Extracted records
===============
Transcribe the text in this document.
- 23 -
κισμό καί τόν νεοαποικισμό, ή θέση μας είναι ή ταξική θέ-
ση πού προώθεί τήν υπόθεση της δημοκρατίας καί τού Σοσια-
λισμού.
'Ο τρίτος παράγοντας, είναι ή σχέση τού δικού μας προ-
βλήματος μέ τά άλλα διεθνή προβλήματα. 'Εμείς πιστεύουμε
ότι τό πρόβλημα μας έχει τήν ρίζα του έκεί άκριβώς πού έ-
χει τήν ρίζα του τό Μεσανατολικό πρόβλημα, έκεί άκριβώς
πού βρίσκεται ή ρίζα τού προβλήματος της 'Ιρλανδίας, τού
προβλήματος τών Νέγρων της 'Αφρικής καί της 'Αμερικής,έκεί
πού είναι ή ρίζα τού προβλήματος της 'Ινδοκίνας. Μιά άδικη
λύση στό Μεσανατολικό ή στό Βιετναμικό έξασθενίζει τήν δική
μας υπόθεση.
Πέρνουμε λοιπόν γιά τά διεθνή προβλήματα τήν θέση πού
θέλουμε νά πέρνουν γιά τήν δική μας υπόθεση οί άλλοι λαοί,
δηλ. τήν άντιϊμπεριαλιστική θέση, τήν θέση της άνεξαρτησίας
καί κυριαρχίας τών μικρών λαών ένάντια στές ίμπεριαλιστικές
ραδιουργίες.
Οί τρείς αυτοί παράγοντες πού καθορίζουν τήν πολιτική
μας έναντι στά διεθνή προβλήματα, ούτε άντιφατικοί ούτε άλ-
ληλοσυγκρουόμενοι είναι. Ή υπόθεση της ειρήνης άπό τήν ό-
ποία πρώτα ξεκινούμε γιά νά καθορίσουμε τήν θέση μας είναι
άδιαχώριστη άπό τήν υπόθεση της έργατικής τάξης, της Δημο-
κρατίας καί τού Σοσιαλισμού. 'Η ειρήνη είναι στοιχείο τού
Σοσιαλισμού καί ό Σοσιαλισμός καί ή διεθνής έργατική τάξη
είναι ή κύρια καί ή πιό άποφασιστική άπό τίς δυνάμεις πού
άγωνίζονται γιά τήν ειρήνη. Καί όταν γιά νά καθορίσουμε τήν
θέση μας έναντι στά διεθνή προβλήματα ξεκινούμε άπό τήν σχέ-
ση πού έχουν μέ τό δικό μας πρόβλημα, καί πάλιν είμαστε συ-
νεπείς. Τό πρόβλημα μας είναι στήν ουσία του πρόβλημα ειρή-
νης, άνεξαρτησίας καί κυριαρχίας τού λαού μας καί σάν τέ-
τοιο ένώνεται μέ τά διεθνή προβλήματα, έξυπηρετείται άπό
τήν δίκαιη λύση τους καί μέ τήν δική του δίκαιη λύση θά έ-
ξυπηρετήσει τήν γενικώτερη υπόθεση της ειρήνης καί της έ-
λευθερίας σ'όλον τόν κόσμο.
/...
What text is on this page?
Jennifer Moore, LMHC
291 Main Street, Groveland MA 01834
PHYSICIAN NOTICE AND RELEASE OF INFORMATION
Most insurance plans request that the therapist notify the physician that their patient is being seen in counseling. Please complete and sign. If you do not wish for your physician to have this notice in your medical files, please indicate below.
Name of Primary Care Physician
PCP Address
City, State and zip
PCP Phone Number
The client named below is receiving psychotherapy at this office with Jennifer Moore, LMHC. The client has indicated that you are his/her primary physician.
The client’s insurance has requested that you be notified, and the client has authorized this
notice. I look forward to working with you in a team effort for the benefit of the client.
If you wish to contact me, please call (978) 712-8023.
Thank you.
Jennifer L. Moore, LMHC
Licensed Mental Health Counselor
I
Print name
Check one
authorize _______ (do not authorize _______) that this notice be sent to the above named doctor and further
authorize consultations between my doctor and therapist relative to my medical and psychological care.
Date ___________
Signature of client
===============
◆ WHAT TO PRODUCE: Report the number of lines in the entries above that include the string "this". Give nothing but the number.

◆ COMPLETED EXERCISE: 6